- [PROMPT] Output every line below exactly.

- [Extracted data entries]
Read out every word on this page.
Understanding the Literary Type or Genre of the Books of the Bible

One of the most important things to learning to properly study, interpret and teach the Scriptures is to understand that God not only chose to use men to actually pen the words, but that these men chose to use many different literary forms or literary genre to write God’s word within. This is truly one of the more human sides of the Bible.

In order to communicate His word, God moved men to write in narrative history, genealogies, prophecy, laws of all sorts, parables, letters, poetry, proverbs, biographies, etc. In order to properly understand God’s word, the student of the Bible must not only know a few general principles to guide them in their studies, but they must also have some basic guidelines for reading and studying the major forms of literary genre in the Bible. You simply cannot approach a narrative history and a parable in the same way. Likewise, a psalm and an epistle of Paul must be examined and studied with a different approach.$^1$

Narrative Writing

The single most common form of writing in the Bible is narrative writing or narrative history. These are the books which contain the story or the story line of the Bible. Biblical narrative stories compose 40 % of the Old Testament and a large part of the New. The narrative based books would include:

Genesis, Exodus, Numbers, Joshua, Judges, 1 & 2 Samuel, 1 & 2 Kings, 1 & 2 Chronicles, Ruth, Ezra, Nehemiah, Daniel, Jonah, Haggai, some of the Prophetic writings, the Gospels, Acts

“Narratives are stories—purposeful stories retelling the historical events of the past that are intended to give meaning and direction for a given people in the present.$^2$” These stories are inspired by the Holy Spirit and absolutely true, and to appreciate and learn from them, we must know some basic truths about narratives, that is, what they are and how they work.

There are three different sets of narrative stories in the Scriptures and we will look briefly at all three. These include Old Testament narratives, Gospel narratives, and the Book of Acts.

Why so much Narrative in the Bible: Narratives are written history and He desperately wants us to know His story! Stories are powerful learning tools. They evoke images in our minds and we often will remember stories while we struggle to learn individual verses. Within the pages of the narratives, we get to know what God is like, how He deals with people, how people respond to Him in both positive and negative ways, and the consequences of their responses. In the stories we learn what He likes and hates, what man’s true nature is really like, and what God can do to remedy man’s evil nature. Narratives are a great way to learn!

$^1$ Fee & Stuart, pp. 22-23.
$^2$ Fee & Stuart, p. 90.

- [SOLUTION TO THIS PROBLEM]
Read out every word on this page.
Understanding the Literary Type or Genre of the Books of the Bible

One of the most important things to learning to properly study, interpret and teach the Scriptures is to understand that God not only chose to use men to actually pen the words, but that these men chose to use many different literary forms or literary genre to write God’s word within. This is truly one of the more human sides of the Bible.

In order to communicate His word, God moved men to write in narrative history, genealogies, prophecy, laws of all sorts, parables, letters, poetry, proverbs, biographies, etc. In order to properly understand God’s word, the student of the Bible must not only know a few general principles to guide them in their studies, but they must also have some basic guidelines for reading and studying the major forms of literary genre in the Bible. You simply cannot approach a narrative history and a parable in the same way. Likewise, a psalm and an epistle of Paul must be examined and studied with a different approach.$^1$

Narrative Writing

The single most common form of writing in the Bible is narrative writing or narrative history. These are the books which contain the story or the story line of the Bible. Biblical narrative stories compose 40 % of the Old Testament and a large part of the New. The narrative based books would include:

Genesis, Exodus, Numbers, Joshua, Judges, 1 & 2 Samuel, 1 & 2 Kings, 1 & 2 Chronicles, Ruth, Ezra, Nehemiah, Daniel, Jonah, Haggai, some of the Prophetic writings, the Gospels, Acts

“Narratives are stories—purposeful stories retelling the historical events of the past that are intended to give meaning and direction for a given people in the present.$^2$” These stories are inspired by the Holy Spirit and absolutely true, and to appreciate and learn from them, we must know some basic truths about narratives, that is, what they are and how they work.

There are three different sets of narrative stories in the Scriptures and we will look briefly at all three. These include Old Testament narratives, Gospel narratives, and the Book of Acts.

Why so much Narrative in the Bible: Narratives are written history and He desperately wants us to know His story! Stories are powerful learning tools. They evoke images in our minds and we often will remember stories while we struggle to learn individual verses. Within the pages of the narratives, we get to know what God is like, how He deals with people, how people respond to Him in both positive and negative ways, and the consequences of their responses. In the stories we learn what He likes and hates, what man’s true nature is really like, and what God can do to remedy man’s evil nature. Narratives are a great way to learn!

$^1$ Fee & Stuart, pp. 22-23.
$^2$ Fee & Stuart, p. 90.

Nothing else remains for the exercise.